## Text excerpt
━━━━━━

Calendar – this is another form of a list. The main purpose for the calendar is to act as reminder for time/day specific actions  so things like meeting or things that need to be done on a particular day. Calendar might also contain days specific information like booking number for your flight, directions, activities of other people. Usually it acts as first point of contact during a work day.

Waiting for – this is one of the most useful lists. It’s list designed to keep track of other people promises. You can keep track of books you’ve lend, actions you’ve assigned, confirmations you need to receive etc. Maintaining this list makes less likely that you miss something because someone didn’t deliver and you can always remind people about the stuff they haven’t done.

These are key lists used for your actionable items. Now your non actionable items also have their place.

Trash – this is self explanatory. Anything you don’t need or don’t want goes into trash. It’s an important category to remember of and in many cases it’s best solution for overgrowing and overflowing archives, inboxes, stacks of paper and other stuff. When looking at those it’s necessary to ask if you really need any of it.

Reference – This category is includes various types of information that does not have any action attached to them but needs to kept. Reference material can include paper based stuff like receipts, payment confirmations, bills, articles worth saving as well as electronically stored files, folders and pictures, etc. Information stored should be easily accessible so a proper filing system is necessary. For starters you could approach this simply by filing things alphabetically or by topic.

━━━━━━

## Data excerpts

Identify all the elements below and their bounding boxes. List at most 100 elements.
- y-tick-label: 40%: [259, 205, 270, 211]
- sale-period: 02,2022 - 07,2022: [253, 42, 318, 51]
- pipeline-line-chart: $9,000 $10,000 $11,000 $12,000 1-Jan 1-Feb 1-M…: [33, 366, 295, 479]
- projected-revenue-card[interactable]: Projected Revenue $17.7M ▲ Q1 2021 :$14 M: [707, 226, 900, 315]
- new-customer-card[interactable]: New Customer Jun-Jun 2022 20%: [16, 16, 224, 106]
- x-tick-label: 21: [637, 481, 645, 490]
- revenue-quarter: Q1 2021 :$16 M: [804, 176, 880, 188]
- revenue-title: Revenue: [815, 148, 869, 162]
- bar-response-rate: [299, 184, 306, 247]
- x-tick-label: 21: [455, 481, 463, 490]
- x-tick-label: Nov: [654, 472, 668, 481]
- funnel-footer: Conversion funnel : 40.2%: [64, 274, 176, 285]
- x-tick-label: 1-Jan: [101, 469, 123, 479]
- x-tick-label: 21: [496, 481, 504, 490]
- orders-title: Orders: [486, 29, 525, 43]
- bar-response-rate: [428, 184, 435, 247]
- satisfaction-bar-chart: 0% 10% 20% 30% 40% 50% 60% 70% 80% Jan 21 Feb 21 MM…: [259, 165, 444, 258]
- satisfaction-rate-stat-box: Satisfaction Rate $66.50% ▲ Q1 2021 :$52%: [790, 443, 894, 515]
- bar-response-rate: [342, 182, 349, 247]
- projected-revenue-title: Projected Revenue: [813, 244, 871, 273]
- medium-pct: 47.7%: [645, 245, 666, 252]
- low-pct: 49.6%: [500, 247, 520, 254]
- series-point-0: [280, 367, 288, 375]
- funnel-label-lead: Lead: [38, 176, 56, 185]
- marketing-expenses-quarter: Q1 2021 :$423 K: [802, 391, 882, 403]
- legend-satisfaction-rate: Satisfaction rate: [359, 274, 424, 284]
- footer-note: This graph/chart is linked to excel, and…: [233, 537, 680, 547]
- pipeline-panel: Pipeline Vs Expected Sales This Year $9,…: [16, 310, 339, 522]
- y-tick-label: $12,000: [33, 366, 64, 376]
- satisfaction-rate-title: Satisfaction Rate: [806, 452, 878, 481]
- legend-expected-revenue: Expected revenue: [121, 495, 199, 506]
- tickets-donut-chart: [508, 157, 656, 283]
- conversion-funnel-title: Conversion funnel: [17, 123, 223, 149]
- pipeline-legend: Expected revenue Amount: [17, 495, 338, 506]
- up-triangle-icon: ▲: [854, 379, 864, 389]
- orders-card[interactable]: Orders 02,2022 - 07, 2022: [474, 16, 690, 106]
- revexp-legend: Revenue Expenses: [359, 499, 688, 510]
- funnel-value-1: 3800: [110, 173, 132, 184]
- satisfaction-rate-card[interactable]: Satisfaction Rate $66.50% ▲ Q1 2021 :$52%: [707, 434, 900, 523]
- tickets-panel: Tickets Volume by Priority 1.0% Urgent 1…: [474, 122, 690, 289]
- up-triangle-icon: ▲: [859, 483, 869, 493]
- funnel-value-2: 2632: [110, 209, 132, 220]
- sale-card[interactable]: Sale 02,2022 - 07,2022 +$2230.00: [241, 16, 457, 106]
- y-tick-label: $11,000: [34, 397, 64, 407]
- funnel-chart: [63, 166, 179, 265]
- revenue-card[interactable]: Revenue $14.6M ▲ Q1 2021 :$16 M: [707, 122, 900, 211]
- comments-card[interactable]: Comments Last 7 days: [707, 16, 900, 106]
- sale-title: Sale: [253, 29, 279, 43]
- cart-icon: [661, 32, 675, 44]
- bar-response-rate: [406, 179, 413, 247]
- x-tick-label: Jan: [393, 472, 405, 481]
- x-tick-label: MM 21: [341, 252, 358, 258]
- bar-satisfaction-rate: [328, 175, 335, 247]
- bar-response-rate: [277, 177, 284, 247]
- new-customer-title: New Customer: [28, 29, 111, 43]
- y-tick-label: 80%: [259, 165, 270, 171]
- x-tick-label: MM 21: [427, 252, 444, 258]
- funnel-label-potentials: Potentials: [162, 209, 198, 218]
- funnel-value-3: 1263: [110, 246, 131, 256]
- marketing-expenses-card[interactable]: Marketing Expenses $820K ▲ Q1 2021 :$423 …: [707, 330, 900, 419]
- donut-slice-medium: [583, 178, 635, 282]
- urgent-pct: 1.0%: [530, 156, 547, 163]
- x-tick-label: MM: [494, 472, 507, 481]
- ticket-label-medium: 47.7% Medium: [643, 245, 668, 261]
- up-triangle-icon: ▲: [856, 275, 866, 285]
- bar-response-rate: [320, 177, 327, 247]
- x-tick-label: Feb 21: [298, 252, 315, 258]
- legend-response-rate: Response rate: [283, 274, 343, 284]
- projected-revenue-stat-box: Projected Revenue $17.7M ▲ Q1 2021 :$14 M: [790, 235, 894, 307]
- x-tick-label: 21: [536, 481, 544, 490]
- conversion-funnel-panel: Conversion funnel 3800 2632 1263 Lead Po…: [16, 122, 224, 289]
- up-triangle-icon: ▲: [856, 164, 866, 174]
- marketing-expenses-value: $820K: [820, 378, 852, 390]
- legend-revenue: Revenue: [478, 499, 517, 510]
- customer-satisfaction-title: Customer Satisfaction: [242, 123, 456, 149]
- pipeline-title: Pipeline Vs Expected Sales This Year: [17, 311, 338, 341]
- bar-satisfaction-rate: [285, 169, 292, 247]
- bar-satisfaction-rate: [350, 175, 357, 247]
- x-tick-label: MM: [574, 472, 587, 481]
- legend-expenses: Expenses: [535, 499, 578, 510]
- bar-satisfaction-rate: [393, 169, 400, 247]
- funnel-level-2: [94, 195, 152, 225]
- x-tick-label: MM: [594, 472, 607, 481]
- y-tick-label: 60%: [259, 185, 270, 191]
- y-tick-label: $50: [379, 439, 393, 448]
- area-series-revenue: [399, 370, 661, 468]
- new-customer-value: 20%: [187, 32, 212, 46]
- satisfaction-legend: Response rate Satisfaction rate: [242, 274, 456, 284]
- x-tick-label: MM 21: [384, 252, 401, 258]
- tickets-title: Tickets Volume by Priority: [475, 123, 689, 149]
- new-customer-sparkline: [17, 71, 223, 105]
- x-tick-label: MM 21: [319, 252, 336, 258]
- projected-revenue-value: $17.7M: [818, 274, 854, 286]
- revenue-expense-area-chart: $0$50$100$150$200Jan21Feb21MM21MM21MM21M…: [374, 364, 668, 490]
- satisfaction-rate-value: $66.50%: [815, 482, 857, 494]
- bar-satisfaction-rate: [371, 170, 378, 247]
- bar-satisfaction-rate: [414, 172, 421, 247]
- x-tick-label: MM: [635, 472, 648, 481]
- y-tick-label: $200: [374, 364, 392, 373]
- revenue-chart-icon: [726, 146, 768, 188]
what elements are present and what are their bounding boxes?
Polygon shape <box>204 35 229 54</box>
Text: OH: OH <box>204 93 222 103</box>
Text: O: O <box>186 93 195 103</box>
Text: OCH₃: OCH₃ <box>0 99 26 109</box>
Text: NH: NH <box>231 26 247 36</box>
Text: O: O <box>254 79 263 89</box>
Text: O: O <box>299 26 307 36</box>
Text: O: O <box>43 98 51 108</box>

━━━━━━

## Activities
1 - In the text about organizing lists, what is the "Waiting for" list designed to keep track of?
2 - Output the text about organizing lists starting with "Trash – this" and going on through "or by topic.".
3 - Write the next part of the text about organizing lists, picking up right after its final sentence.

## Answers for each item
1 - Other people's promises.

2 -
Trash – this is self explanatory. Anything you don’t need or don’t want goes into trash. It’s an important category to remember of and in many cases it’s best solution for overgrowing and overflowing archives, inboxes, stacks of paper and other stuff. When looking at those it’s necessary to ask if you really need any of it.

Reference – This category is includes various types of information that does not have any action attached to them but needs to kept. Reference material can include paper based stuff like receipts, payment confirmations, bills, articles worth saving as well as electronically stored files, folders and pictures, etc. Information stored should be easily accessible so a proper filing system is necessary. For starters you could approach this simply by filing things alphabetically or by topic.

3 -
Someday/Maybe – This category of stuff is some what in between actionable and non-actionable items. This bucket is designed to store things that you would like to achieve, do, see at some point of your like. It acts as parkin space for dreams, ideas, plans projects that aren’t priority at the moment but you don’t want to forget about them. As this category can grow quickly in size it’s good to create a number of subcategories. For example you could have a list for music you like, books to read, places to visit, food to try, business opportunities to try out etc.


Reviewing pieces of your system is necessary to keep it functional and up to date.

Certain elements of your system are more important than the others so there is a sequence you should follow when looking at your commitments. Also it makes sense to review list that cover day to day activities more often than those meant to keeping track of your goals and dreams. First is prone to more rapid changes.

There are two main types of reviews that help keep the system running.

Daily reviews – this helps to make sure the key actions and meetings are properly scheduled. It also allows to give any day a structure and purpose. Daily review is focusing on the immediate elements like calendar, next actions and waiting for’s.

Weekly review – Allen suggests to do a complete review of the content of the system once a week. If your week was very heavy in changes and priority shifts it might be needed do a through review even more often. As weekly review should look at the whole system: calendar, project list, action lists, someday maybe etc. In addition to that weekly review includes exercise called “brain dump” which aims at clearing your head from all the items floating in it. The result of brain dump is good indication of what needs your attention in first place.

Daily review is usually quick scan of various lists and it can be done in not time. However weekly review is more complex and for most part it requires good bit of time and focus. This review covers much more in depth look at your system it will take a while to complete it. Finding the right time and place to complete weekly review can be a significant factor contributing to the success of weekly review. Basic suggestion point to Friday as most suitable day to complete such review. This day of the week is relatively slow but it still allows for follow up and contact with people when necessary.

It’s worth mentioning that there are other reviews which focus on looking at your goals, visions, life plans and other so called "higher altitude” elements. These are usually happening once a quarter or once a year to check for progress and adjustments. Higher altitude elements will be covered in future post.